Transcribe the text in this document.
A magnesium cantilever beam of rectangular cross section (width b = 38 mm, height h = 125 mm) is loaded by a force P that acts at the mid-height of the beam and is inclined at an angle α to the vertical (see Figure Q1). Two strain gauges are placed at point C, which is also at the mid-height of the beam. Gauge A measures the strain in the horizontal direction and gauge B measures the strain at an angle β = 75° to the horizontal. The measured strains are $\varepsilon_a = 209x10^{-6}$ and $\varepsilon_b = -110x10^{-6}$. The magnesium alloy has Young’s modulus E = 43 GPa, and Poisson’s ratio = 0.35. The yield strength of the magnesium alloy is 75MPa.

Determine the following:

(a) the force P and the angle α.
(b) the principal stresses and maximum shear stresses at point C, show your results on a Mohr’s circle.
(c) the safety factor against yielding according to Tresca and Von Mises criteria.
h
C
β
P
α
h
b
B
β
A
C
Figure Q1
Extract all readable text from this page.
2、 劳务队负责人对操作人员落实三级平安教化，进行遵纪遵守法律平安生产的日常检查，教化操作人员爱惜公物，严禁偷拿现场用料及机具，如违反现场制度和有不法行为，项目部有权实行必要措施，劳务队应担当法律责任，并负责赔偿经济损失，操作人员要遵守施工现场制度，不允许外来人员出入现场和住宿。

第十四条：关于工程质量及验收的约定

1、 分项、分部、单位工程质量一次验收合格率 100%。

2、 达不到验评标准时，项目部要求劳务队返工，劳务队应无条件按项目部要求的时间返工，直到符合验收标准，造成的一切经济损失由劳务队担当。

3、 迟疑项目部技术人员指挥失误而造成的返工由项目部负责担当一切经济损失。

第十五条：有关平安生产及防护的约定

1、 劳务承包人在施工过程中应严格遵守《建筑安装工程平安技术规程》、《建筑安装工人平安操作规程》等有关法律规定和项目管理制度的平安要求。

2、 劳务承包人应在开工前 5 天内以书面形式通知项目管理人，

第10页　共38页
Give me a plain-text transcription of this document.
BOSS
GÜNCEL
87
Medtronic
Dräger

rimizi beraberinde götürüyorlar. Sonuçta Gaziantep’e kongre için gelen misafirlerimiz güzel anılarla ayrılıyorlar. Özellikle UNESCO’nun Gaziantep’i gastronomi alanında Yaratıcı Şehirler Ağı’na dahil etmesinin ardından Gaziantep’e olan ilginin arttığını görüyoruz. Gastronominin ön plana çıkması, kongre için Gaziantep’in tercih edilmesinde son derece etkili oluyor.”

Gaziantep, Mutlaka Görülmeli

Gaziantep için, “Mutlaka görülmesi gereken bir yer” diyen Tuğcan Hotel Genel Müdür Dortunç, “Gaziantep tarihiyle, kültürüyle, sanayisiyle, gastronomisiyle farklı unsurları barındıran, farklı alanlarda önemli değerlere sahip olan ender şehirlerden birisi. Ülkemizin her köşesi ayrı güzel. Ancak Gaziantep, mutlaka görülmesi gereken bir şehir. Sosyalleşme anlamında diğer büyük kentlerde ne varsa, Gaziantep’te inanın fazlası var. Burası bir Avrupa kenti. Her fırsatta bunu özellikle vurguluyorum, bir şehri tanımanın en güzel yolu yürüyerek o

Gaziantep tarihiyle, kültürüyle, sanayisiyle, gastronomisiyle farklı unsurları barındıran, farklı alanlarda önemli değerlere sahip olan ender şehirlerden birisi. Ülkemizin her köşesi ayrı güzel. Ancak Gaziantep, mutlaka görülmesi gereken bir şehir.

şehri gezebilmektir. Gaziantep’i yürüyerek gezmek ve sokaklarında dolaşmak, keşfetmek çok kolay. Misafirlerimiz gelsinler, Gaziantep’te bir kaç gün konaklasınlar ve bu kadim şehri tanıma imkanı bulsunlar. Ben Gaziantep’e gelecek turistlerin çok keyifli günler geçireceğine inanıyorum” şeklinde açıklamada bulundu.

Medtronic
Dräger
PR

=== What to produce ===
From the records above, please extract every line and repeat it exactly.

=== Solution to this problem ===
Transcribe the text in this document.
A magnesium cantilever beam of rectangular cross section (width b = 38 mm, height h = 125 mm) is loaded by a force P that acts at the mid-height of the beam and is inclined at an angle α to the vertical (see Figure Q1). Two strain gauges are placed at point C, which is also at the mid-height of the beam. Gauge A measures the strain in the horizontal direction and gauge B measures the strain at an angle β = 75° to the horizontal. The measured strains are $\varepsilon_a = 209x10^{-6}$ and $\varepsilon_b = -110x10^{-6}$. The magnesium alloy has Young’s modulus E = 43 GPa, and Poisson’s ratio = 0.35. The yield strength of the magnesium alloy is 75MPa.

Determine the following:

(a) the force P and the angle α.
(b) the principal stresses and maximum shear stresses at point C, show your results on a Mohr’s circle.
(c) the safety factor against yielding according to Tresca and Von Mises criteria.
h
C
β
P
α
h
b
B
β
A
C
Figure Q1
Extract all readable text from this page.
2、 劳务队负责人对操作人员落实三级平安教化，进行遵纪遵守法律平安生产的日常检查，教化操作人员爱惜公物，严禁偷拿现场用料及机具，如违反现场制度和有不法行为，项目部有权实行必要措施，劳务队应担当法律责任，并负责赔偿经济损失，操作人员要遵守施工现场制度，不允许外来人员出入现场和住宿。

第十四条：关于工程质量及验收的约定

1、 分项、分部、单位工程质量一次验收合格率 100%。

2、 达不到验评标准时，项目部要求劳务队返工，劳务队应无条件按项目部要求的时间返工，直到符合验收标准，造成的一切经济损失由劳务队担当。

3、 迟疑项目部技术人员指挥失误而造成的返工由项目部负责担当一切经济损失。

第十五条：有关平安生产及防护的约定

1、 劳务承包人在施工过程中应严格遵守《建筑安装工程平安技术规程》、《建筑安装工人平安操作规程》等有关法律规定和项目管理制度的平安要求。

2、 劳务承包人应在开工前 5 天内以书面形式通知项目管理人，

第10页　共38页
Give me a plain-text transcription of this document.
BOSS
GÜNCEL
87
Medtronic
Dräger

rimizi beraberinde götürüyorlar. Sonuçta Gaziantep’e kongre için gelen misafirlerimiz güzel anılarla ayrılıyorlar. Özellikle UNESCO’nun Gaziantep’i gastronomi alanında Yaratıcı Şehirler Ağı’na dahil etmesinin ardından Gaziantep’e olan ilginin arttığını görüyoruz. Gastronominin ön plana çıkması, kongre için Gaziantep’in tercih edilmesinde son derece etkili oluyor.”

Gaziantep, Mutlaka Görülmeli

Gaziantep için, “Mutlaka görülmesi gereken bir yer” diyen Tuğcan Hotel Genel Müdür Dortunç, “Gaziantep tarihiyle, kültürüyle, sanayisiyle, gastronomisiyle farklı unsurları barındıran, farklı alanlarda önemli değerlere sahip olan ender şehirlerden birisi. Ülkemizin her köşesi ayrı güzel. Ancak Gaziantep, mutlaka görülmesi gereken bir şehir. Sosyalleşme anlamında diğer büyük kentlerde ne varsa, Gaziantep’te inanın fazlası var. Burası bir Avrupa kenti. Her fırsatta bunu özellikle vurguluyorum, bir şehri tanımanın en güzel yolu yürüyerek o

Gaziantep tarihiyle, kültürüyle, sanayisiyle, gastronomisiyle farklı unsurları barındıran, farklı alanlarda önemli değerlere sahip olan ender şehirlerden birisi. Ülkemizin her köşesi ayrı güzel. Ancak Gaziantep, mutlaka görülmesi gereken bir şehir.

şehri gezebilmektir. Gaziantep’i yürüyerek gezmek ve sokaklarında dolaşmak, keşfetmek çok kolay. Misafirlerimiz gelsinler, Gaziantep’te bir kaç gün konaklasınlar ve bu kadim şehri tanıma imkanı bulsunlar. Ben Gaziantep’e gelecek turistlerin çok keyifli günler geçireceğine inanıyorum” şeklinde açıklamada bulundu.

Medtronic
Dräger
PR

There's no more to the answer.